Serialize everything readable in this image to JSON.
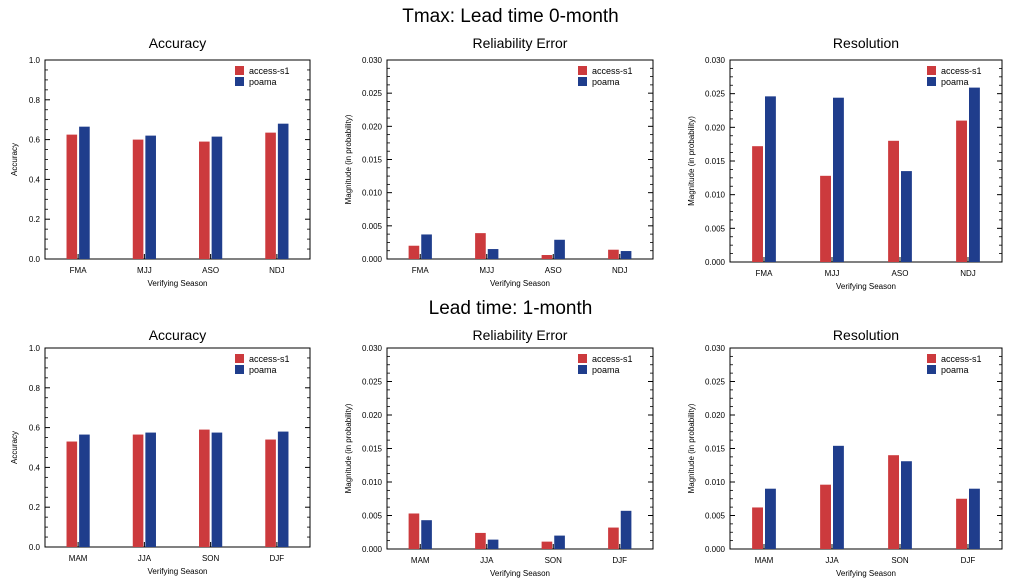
{
  "rows": [
    {
      "title": "Tmax: Lead time 0-month"
    },
    {
      "title": "Lead time: 1-month"
    }
  ],
  "colors": {
    "access": "#cc3a3d",
    "poama": "#1f3d8c"
  },
  "chart_data": [
    {
      "type": "bar",
      "title": "Accuracy",
      "ylabel": "Accuracy",
      "xlabel": "Verifying Season",
      "categories": [
        "FMA",
        "MJJ",
        "ASO",
        "NDJ"
      ],
      "ylim": [
        0,
        1.0
      ],
      "yticks": [
        "0.0",
        "0.2",
        "0.4",
        "0.6",
        "0.8",
        "1.0"
      ],
      "legend_position": "top-right",
      "series": [
        {
          "name": "access-s1",
          "values": [
            0.625,
            0.6,
            0.59,
            0.635
          ]
        },
        {
          "name": "poama",
          "values": [
            0.665,
            0.62,
            0.615,
            0.68
          ]
        }
      ]
    },
    {
      "type": "bar",
      "title": "Reliability Error",
      "ylabel": "Magnitude (in probability)",
      "xlabel": "Verifying Season",
      "categories": [
        "FMA",
        "MJJ",
        "ASO",
        "NDJ"
      ],
      "ylim": [
        0,
        0.03
      ],
      "yticks": [
        "0.000",
        "0.005",
        "0.010",
        "0.015",
        "0.020",
        "0.025",
        "0.030"
      ],
      "legend_position": "top-right",
      "series": [
        {
          "name": "access-s1",
          "values": [
            0.002,
            0.0039,
            0.0006,
            0.0014
          ]
        },
        {
          "name": "poama",
          "values": [
            0.0037,
            0.0015,
            0.0029,
            0.0012
          ]
        }
      ]
    },
    {
      "type": "bar",
      "title": "Resolution",
      "ylabel": "Magnitude (in probability)",
      "xlabel": "Verifying Season",
      "categories": [
        "FMA",
        "MJJ",
        "ASO",
        "NDJ"
      ],
      "ylim": [
        0,
        0.03
      ],
      "yticks": [
        "0.000",
        "0.005",
        "0.010",
        "0.015",
        "0.020",
        "0.025",
        "0.030"
      ],
      "legend_position": "top-right",
      "series": [
        {
          "name": "access-s1",
          "values": [
            0.0172,
            0.0128,
            0.018,
            0.021
          ]
        },
        {
          "name": "poama",
          "values": [
            0.0246,
            0.0244,
            0.0135,
            0.0259
          ]
        }
      ]
    },
    {
      "type": "bar",
      "title": "Accuracy",
      "ylabel": "Accuracy",
      "xlabel": "Verifying Season",
      "categories": [
        "MAM",
        "JJA",
        "SON",
        "DJF"
      ],
      "ylim": [
        0,
        1.0
      ],
      "yticks": [
        "0.0",
        "0.2",
        "0.4",
        "0.6",
        "0.8",
        "1.0"
      ],
      "legend_position": "top-right",
      "series": [
        {
          "name": "access-s1",
          "values": [
            0.53,
            0.565,
            0.59,
            0.54
          ]
        },
        {
          "name": "poama",
          "values": [
            0.565,
            0.575,
            0.575,
            0.58
          ]
        }
      ]
    },
    {
      "type": "bar",
      "title": "Reliability Error",
      "ylabel": "Magnitude (in probability)",
      "xlabel": "Verifying Season",
      "categories": [
        "MAM",
        "JJA",
        "SON",
        "DJF"
      ],
      "ylim": [
        0,
        0.03
      ],
      "yticks": [
        "0.000",
        "0.005",
        "0.010",
        "0.015",
        "0.020",
        "0.025",
        "0.030"
      ],
      "legend_position": "top-right",
      "series": [
        {
          "name": "access-s1",
          "values": [
            0.0053,
            0.0024,
            0.0011,
            0.0032
          ]
        },
        {
          "name": "poama",
          "values": [
            0.0043,
            0.0014,
            0.002,
            0.0057
          ]
        }
      ]
    },
    {
      "type": "bar",
      "title": "Resolution",
      "ylabel": "Magnitude (in probability)",
      "xlabel": "Verifying Season",
      "categories": [
        "MAM",
        "JJA",
        "SON",
        "DJF"
      ],
      "ylim": [
        0,
        0.03
      ],
      "yticks": [
        "0.000",
        "0.005",
        "0.010",
        "0.015",
        "0.020",
        "0.025",
        "0.030"
      ],
      "legend_position": "top-right",
      "series": [
        {
          "name": "access-s1",
          "values": [
            0.0062,
            0.0096,
            0.014,
            0.0075
          ]
        },
        {
          "name": "poama",
          "values": [
            0.009,
            0.0154,
            0.0131,
            0.009
          ]
        }
      ]
    }
  ]
}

######

▶ _Exercise_:
Strip out the pictures and quote the remaining data word for word.

▶ _The output_:
Serialize everything readable in this image to JSON.
{
  "rows": [
    {
      "title": "Tmax: Lead time 0-month"
    },
    {
      "title": "Lead time: 1-month"
    }
  ],
  "colors": {
    "access": "#cc3a3d",
    "poama": "#1f3d8c"
  },
  "chart_data": [
    {
      "type": "bar",
      "title": "Accuracy",
      "ylabel": "Accuracy",
      "xlabel": "Verifying Season",
      "categories": [
        "FMA",
        "MJJ",
        "ASO",
        "NDJ"
      ],
      "ylim": [
        0,
        1.0
      ],
      "yticks": [
        "0.0",
        "0.2",
        "0.4",
        "0.6",
        "0.8",
        "1.0"
      ],
      "legend_position": "top-right",
      "series": [
        {
          "name": "access-s1",
          "values": [
            0.625,
            0.6,
            0.59,
            0.635
          ]
        },
        {
          "name": "poama",
          "values": [
            0.665,
            0.62,
            0.615,
            0.68
          ]
        }
      ]
    },
    {
      "type": "bar",
      "title": "Reliability Error",
      "ylabel": "Magnitude (in probability)",
      "xlabel": "Verifying Season",
      "categories": [
        "FMA",
        "MJJ",
        "ASO",
        "NDJ"
      ],
      "ylim": [
        0,
        0.03
      ],
      "yticks": [
        "0.000",
        "0.005",
        "0.010",
        "0.015",
        "0.020",
        "0.025",
        "0.030"
      ],
      "legend_position": "top-right",
      "series": [
        {
          "name": "access-s1",
          "values": [
            0.002,
            0.0039,
            0.0006,
            0.0014
          ]
        },
        {
          "name": "poama",
          "values": [
            0.0037,
            0.0015,
            0.0029,
            0.0012
          ]
        }
      ]
    },
    {
      "type": "bar",
      "title": "Resolution",
      "ylabel": "Magnitude (in probability)",
      "xlabel": "Verifying Season",
      "categories": [
        "FMA",
        "MJJ",
        "ASO",
        "NDJ"
      ],
      "ylim": [
        0,
        0.03
      ],
      "yticks": [
        "0.000",
        "0.005",
        "0.010",
        "0.015",
        "0.020",
        "0.025",
        "0.030"
      ],
      "legend_position": "top-right",
      "series": [
        {
          "name": "access-s1",
          "values": [
            0.0172,
            0.0128,
            0.018,
            0.021
          ]
        },
        {
          "name": "poama",
          "values": [
            0.0246,
            0.0244,
            0.0135,
            0.0259
          ]
        }
      ]
    },
    {
      "type": "bar",
      "title": "Accuracy",
      "ylabel": "Accuracy",
      "xlabel": "Verifying Season",
      "categories": [
        "MAM",
        "JJA",
        "SON",
        "DJF"
      ],
      "ylim": [
        0,
        1.0
      ],
      "yticks": [
        "0.0",
        "0.2",
        "0.4",
        "0.6",
        "0.8",
        "1.0"
      ],
      "legend_position": "top-right",
      "series": [
        {
          "name": "access-s1",
          "values": [
            0.53,
            0.565,
            0.59,
            0.54
          ]
        },
        {
          "name": "poama",
          "values": [
            0.565,
            0.575,
            0.575,
            0.58
          ]
        }
      ]
    },
    {
      "type": "bar",
      "title": "Reliability Error",
      "ylabel": "Magnitude (in probability)",
      "xlabel": "Verifying Season",
      "categories": [
        "MAM",
        "JJA",
        "SON",
        "DJF"
      ],
      "ylim": [
        0,
        0.03
      ],
      "yticks": [
        "0.000",
        "0.005",
        "0.010",
        "0.015",
        "0.020",
        "0.025",
        "0.030"
      ],
      "legend_position": "top-right",
      "series": [
        {
          "name": "access-s1",
          "values": [
            0.0053,
            0.0024,
            0.0011,
            0.0032
          ]
        },
        {
          "name": "poama",
          "values": [
            0.0043,
            0.0014,
            0.002,
            0.0057
          ]
        }
      ]
    },
    {
      "type": "bar",
      "title": "Resolution",
      "ylabel": "Magnitude (in probability)",
      "xlabel": "Verifying Season",
      "categories": [
        "MAM",
        "JJA",
        "SON",
        "DJF"
      ],
      "ylim": [
        0,
        0.03
      ],
      "yticks": [
        "0.000",
        "0.005",
        "0.010",
        "0.015",
        "0.020",
        "0.025",
        "0.030"
      ],
      "legend_position": "top-right",
      "series": [
        {
          "name": "access-s1",
          "values": [
            0.0062,
            0.0096,
            0.014,
            0.0075
          ]
        },
        {
          "name": "poama",
          "values": [
            0.009,
            0.0154,
            0.0131,
            0.009
          ]
        }
      ]
    }
  ]
}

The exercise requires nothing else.